*Quoted passage*
* * * * * * *
James also did a great deal of work in neighbouring districts. His pattern was to preach three times on a Sunday and nearly every week night. Interest in the countryside being very great, it was decided to build another chapel in nearby Pyle. That was paid for notably by the end of 1838.
His fund raising excursions gave him many opportunities to form friendships that in many cases lasted unbroken until his death. On these tours many churches, in England and in Wales, became greatly attached to him. This meant that while in Bridgend he received many pressing invitations to preach elsewhere. If he had accepted them, it would have been to his advantage financially but there was a close bond with the Bridgend people and he refused to move again.
* * * * * * *
*Set problem 1*
Rewrite the paragraph of the passage about James's ministry that begins "His fund raising excursions" as a short list, keeping its main facts.
*Set problem 2*
Using the passage about James's ministry, decide whether each statement agrees with it. Answer yes or no, and quote the words that decide it.
(a) James usually preached three times on a Sunday.
(b) The chapel in Pyle was still unpaid at the end of 1838.
(c) James took up an invitation to preach elsewhere and left Bridgend.
*Set problem 3*
Resume the passage about James's ministry after its final sentence.
The lines further down come from a different source than this passage.

*Provided data*
* * * * * * *
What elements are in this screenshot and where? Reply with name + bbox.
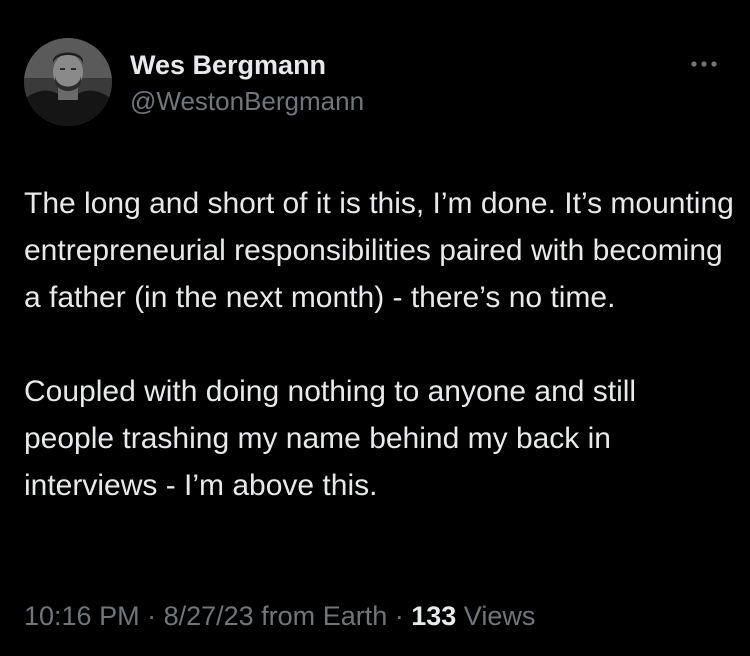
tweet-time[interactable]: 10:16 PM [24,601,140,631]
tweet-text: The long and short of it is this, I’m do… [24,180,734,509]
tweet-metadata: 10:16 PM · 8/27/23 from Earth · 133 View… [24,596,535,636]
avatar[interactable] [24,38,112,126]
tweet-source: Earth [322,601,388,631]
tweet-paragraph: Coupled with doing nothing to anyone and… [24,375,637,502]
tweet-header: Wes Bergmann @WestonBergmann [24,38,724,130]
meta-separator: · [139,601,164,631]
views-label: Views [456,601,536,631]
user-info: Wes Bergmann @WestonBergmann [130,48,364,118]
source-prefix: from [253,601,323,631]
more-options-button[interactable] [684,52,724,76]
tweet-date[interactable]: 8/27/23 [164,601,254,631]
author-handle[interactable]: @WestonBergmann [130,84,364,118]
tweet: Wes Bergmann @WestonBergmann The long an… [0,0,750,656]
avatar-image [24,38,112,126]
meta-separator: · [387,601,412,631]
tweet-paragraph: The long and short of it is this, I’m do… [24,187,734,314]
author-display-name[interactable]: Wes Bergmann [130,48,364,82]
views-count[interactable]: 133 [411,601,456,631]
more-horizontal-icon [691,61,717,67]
* * * * * * *
*Reply 1*
- Fund-raising tours let James form many friendships, many of which lasted until his death.
- Many churches in England and Wales became greatly attached to him.
- While in Bridgend, he received many pressing invitations to preach elsewhere.
- Accepting them would have helped him financially, but because of his close bond with the Bridgend people, he refused to move again.

*Reply 2*
(a) Yes: "His pattern was to preach three times on a Sunday and nearly every week night."
(b) No: "That was paid for notably by the end of 1838."
(c) No: "he refused to move again."

*Reply 3*
Organisations and societies
Something should be said about James's connections with various organisations, most of them being groups among the Baptists. He proved to be a keen and loyal advocate of these institiutions. Besides being secretary to the County Association, he was for many years the official correspondent of the district for the British and Foreign Bible Society. Then when the Bible Translation Society was formed by the Baptists in 1843 he felt duty bound to transfer allegiances. The BTS, now subsumed under the Baptist Missionary Society advocated translating New Testament references to baptism with words meaning to immerse rather than leaving them untranslated and simply transliterating them as almost all English Bibles do.
James also held posts with the Bath Aged and Infirm Ministers' Society, founded in 1817, the Baptist Missionary Society, the Baptist Union, founded in 1832, the Widows Fund, etc.
The importance of educating men for the ministry was a matter close to his heart and he was especially interested in the work in Pontypool, which had begun there in 1836 when it had transferred from Abergavenny.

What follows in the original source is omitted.